**Data for this exercise:**
-----

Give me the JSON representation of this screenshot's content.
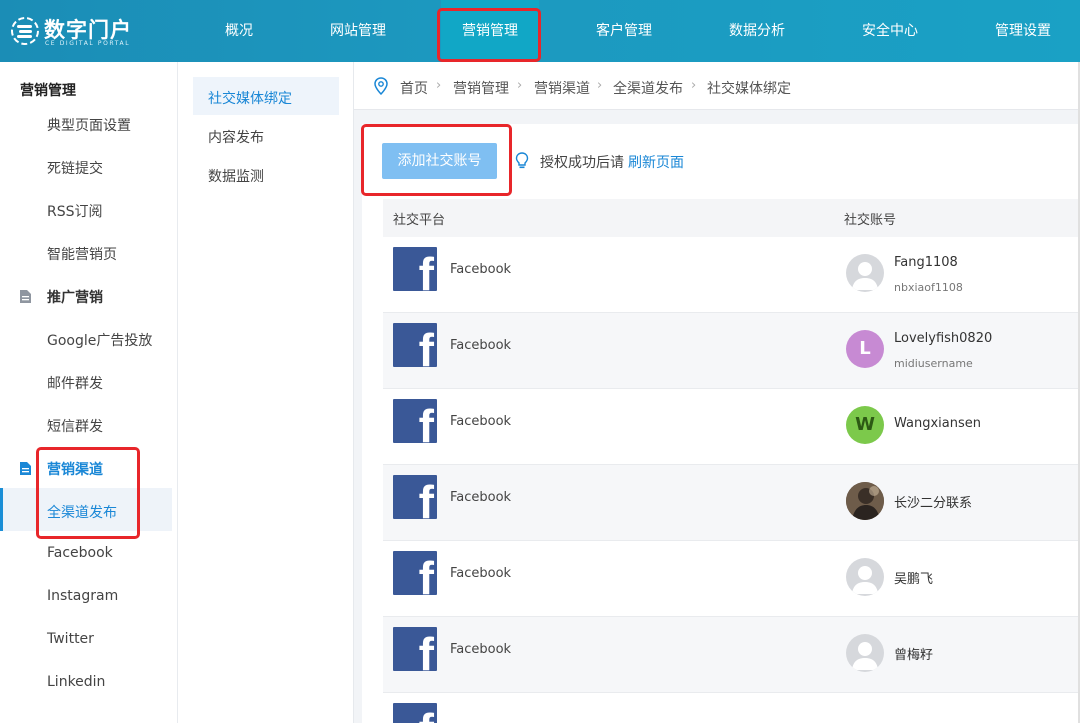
{
  "brand": {
    "title": "数字门户",
    "subtitle": "CE DIGITAL PORTAL"
  },
  "nav": {
    "items": [
      {
        "label": "概况"
      },
      {
        "label": "网站管理"
      },
      {
        "label": "营销管理"
      },
      {
        "label": "客户管理"
      },
      {
        "label": "数据分析"
      },
      {
        "label": "安全中心"
      },
      {
        "label": "管理设置"
      }
    ],
    "active": "营销管理"
  },
  "sidebar": {
    "title": "营销管理",
    "items": [
      {
        "label": "典型页面设置"
      },
      {
        "label": "死链提交"
      },
      {
        "label": "RSS订阅"
      },
      {
        "label": "智能营销页"
      },
      {
        "label": "推广营销"
      },
      {
        "label": "Google广告投放"
      },
      {
        "label": "邮件群发"
      },
      {
        "label": "短信群发"
      },
      {
        "label": "营销渠道"
      },
      {
        "label": "全渠道发布"
      },
      {
        "label": "Facebook"
      },
      {
        "label": "Instagram"
      },
      {
        "label": "Twitter"
      },
      {
        "label": "Linkedin"
      }
    ]
  },
  "subnav": {
    "items": [
      {
        "label": "社交媒体绑定"
      },
      {
        "label": "内容发布"
      },
      {
        "label": "数据监测"
      }
    ]
  },
  "breadcrumb": [
    "首页",
    "营销管理",
    "营销渠道",
    "全渠道发布",
    "社交媒体绑定"
  ],
  "toolbar": {
    "add_label": "添加社交账号",
    "hint_text": "授权成功后请",
    "hint_link": "刷新页面"
  },
  "table": {
    "columns": [
      "社交平台",
      "社交账号"
    ],
    "rows": [
      {
        "platform": "Facebook",
        "name": "Fang1108",
        "sub": "nbxiaof1108",
        "avatar": "default"
      },
      {
        "platform": "Facebook",
        "name": "Lovelyfish0820",
        "sub": "midiusername",
        "avatar": "L"
      },
      {
        "platform": "Facebook",
        "name": "Wangxiansen",
        "sub": "",
        "avatar": "W"
      },
      {
        "platform": "Facebook",
        "name": "长沙二分联系",
        "sub": "",
        "avatar": "photo"
      },
      {
        "platform": "Facebook",
        "name": "吴鹏飞",
        "sub": "",
        "avatar": "default"
      },
      {
        "platform": "Facebook",
        "name": "曾梅籽",
        "sub": "",
        "avatar": "default"
      }
    ]
  },
  "colors": {
    "topbar": "#1b8db6",
    "accent": "#1a87d6",
    "button": "#7fbff2",
    "highlight_red": "#e8262a",
    "facebook": "#3a5897",
    "avatar_L": "#c78ad3",
    "avatar_W": "#7cc94b",
    "avatar_default": "#d6d8dc"
  }
}
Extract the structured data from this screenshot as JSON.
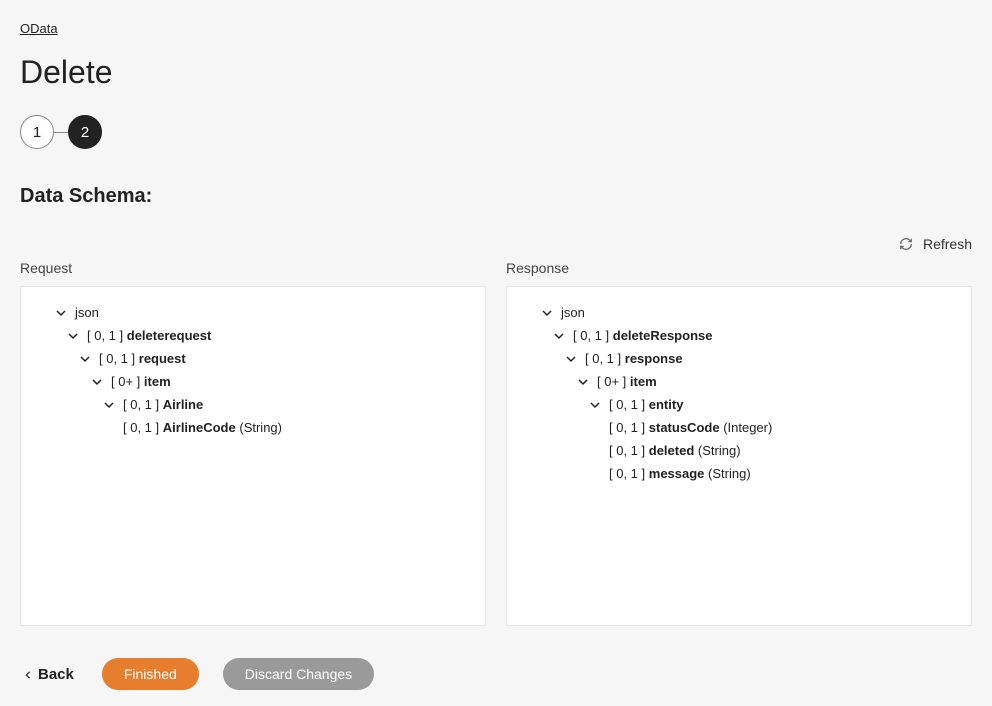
{
  "breadcrumb": {
    "label": "OData"
  },
  "page_title": "Delete",
  "stepper": {
    "step1": "1",
    "step2": "2"
  },
  "section_title": "Data Schema:",
  "refresh_label": "Refresh",
  "request_label": "Request",
  "response_label": "Response",
  "request_tree": {
    "root": "json",
    "n1_card": "[ 0, 1 ]",
    "n1_name": "deleterequest",
    "n2_card": "[ 0, 1 ]",
    "n2_name": "request",
    "n3_card": "[ 0+ ]",
    "n3_name": "item",
    "n4_card": "[ 0, 1 ]",
    "n4_name": "Airline",
    "n5_card": "[ 0, 1 ]",
    "n5_name": "AirlineCode",
    "n5_type": "(String)"
  },
  "response_tree": {
    "root": "json",
    "n1_card": "[ 0, 1 ]",
    "n1_name": "deleteResponse",
    "n2_card": "[ 0, 1 ]",
    "n2_name": "response",
    "n3_card": "[ 0+ ]",
    "n3_name": "item",
    "n4_card": "[ 0, 1 ]",
    "n4_name": "entity",
    "n5_card": "[ 0, 1 ]",
    "n5_name": "statusCode",
    "n5_type": "(Integer)",
    "n6_card": "[ 0, 1 ]",
    "n6_name": "deleted",
    "n6_type": "(String)",
    "n7_card": "[ 0, 1 ]",
    "n7_name": "message",
    "n7_type": "(String)"
  },
  "footer": {
    "back": "Back",
    "finished": "Finished",
    "discard": "Discard Changes"
  }
}
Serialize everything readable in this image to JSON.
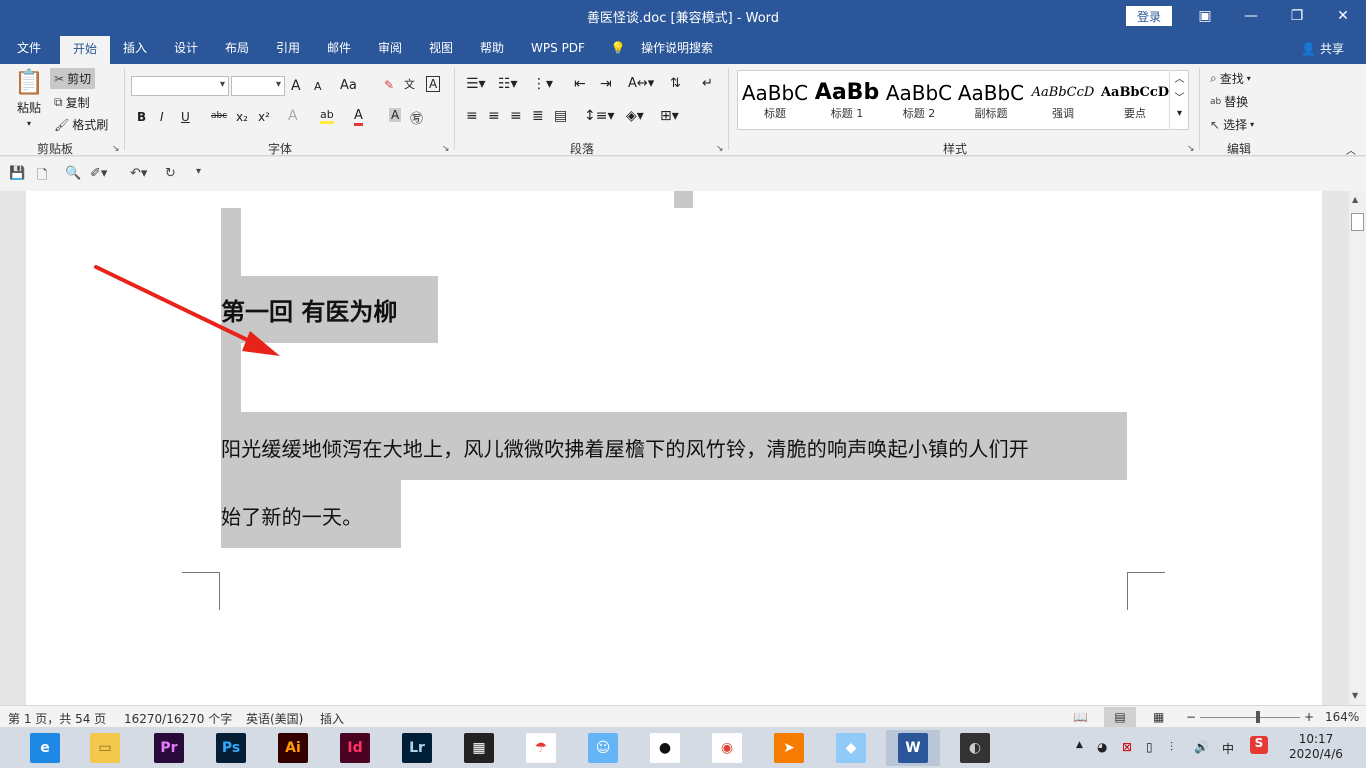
{
  "window": {
    "title": "善医怪谈.doc [兼容模式]  -  Word",
    "login_label": "登录",
    "minimize_glyph": "—",
    "restore_glyph": "❐",
    "close_glyph": "✕",
    "ribbon_display_glyph": "▣"
  },
  "tabs": [
    {
      "label": "文件"
    },
    {
      "label": "开始"
    },
    {
      "label": "插入"
    },
    {
      "label": "设计"
    },
    {
      "label": "布局"
    },
    {
      "label": "引用"
    },
    {
      "label": "邮件"
    },
    {
      "label": "审阅"
    },
    {
      "label": "视图"
    },
    {
      "label": "帮助"
    },
    {
      "label": "WPS PDF"
    },
    {
      "label": "操作说明搜索"
    }
  ],
  "share_label": "共享",
  "clipboard": {
    "paste": "粘贴",
    "cut": "剪切",
    "copy": "复制",
    "format_painter": "格式刷",
    "group_label": "剪贴板"
  },
  "font": {
    "group_label": "字体",
    "font_name_value": "",
    "font_size_value": "",
    "grow": "A",
    "shrink": "A",
    "change_case": "Aa",
    "bold": "B",
    "italic": "I",
    "underline": "U",
    "strike": "abc",
    "subscript": "x₂",
    "superscript": "x²"
  },
  "paragraph": {
    "group_label": "段落"
  },
  "styles": {
    "group_label": "样式",
    "items": [
      {
        "sample": "AaBbC",
        "name": "标题"
      },
      {
        "sample": "AaBb",
        "name": "标题 1"
      },
      {
        "sample": "AaBbC",
        "name": "标题 2"
      },
      {
        "sample": "AaBbC",
        "name": "副标题"
      },
      {
        "sample": "AaBbCcD",
        "name": "强调"
      },
      {
        "sample": "AaBbCcD",
        "name": "要点"
      }
    ]
  },
  "editing": {
    "find": "查找",
    "replace": "替换",
    "select": "选择",
    "group_label": "编辑"
  },
  "document": {
    "heading": "第一回  有医为柳",
    "para_line1": "阳光缓缓地倾泻在大地上，风儿微微吹拂着屋檐下的风竹铃，清脆的响声唤起小镇的人们开",
    "para_line2": "始了新的一天。"
  },
  "status": {
    "page": "第 1 页，共 54 页",
    "words": "16270/16270 个字",
    "language": "英语(美国)",
    "mode": "插入",
    "zoom": "164%",
    "zoom_minus": "−",
    "zoom_plus": "+"
  },
  "taskbar": {
    "apps": [
      {
        "name": "browser-360",
        "glyph": "e",
        "bg": "#1e88e5",
        "fg": "#ffffff"
      },
      {
        "name": "file-explorer",
        "glyph": "▭",
        "bg": "#f2c94c",
        "fg": "#8a6d1c"
      },
      {
        "name": "premiere",
        "glyph": "Pr",
        "bg": "#2a0a3a",
        "fg": "#e77bff"
      },
      {
        "name": "photoshop",
        "glyph": "Ps",
        "bg": "#061e33",
        "fg": "#31a8ff"
      },
      {
        "name": "illustrator",
        "glyph": "Ai",
        "bg": "#330000",
        "fg": "#ff9a00"
      },
      {
        "name": "indesign",
        "glyph": "Id",
        "bg": "#49021f",
        "fg": "#ff3366"
      },
      {
        "name": "lightroom",
        "glyph": "Lr",
        "bg": "#001e36",
        "fg": "#add5ec"
      },
      {
        "name": "video-editor",
        "glyph": "▦",
        "bg": "#222222",
        "fg": "#ffffff"
      },
      {
        "name": "umbrella-app",
        "glyph": "☂",
        "bg": "#ffffff",
        "fg": "#e53935"
      },
      {
        "name": "cat-app",
        "glyph": "☺",
        "bg": "#64b5f6",
        "fg": "#ffffff"
      },
      {
        "name": "qq",
        "glyph": "●",
        "bg": "#ffffff",
        "fg": "#111111"
      },
      {
        "name": "chrome",
        "glyph": "◉",
        "bg": "#ffffff",
        "fg": "#db4437"
      },
      {
        "name": "orange-app",
        "glyph": "➤",
        "bg": "#f57c00",
        "fg": "#ffffff"
      },
      {
        "name": "notes-app",
        "glyph": "◆",
        "bg": "#90caf9",
        "fg": "#ffffff"
      },
      {
        "name": "word",
        "glyph": "W",
        "bg": "#2b579a",
        "fg": "#ffffff"
      },
      {
        "name": "media-app",
        "glyph": "◐",
        "bg": "#333333",
        "fg": "#cccccc"
      }
    ],
    "active_app": "word",
    "ime": "中",
    "time": "10:17",
    "date": "2020/4/6"
  }
}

-----

**Requirement:** Gather each line holding the string "screenshot".

**Written reply:**
Give me the JSON representation of this screenshot's content.
Extract the structured data from this screenshot as JSON.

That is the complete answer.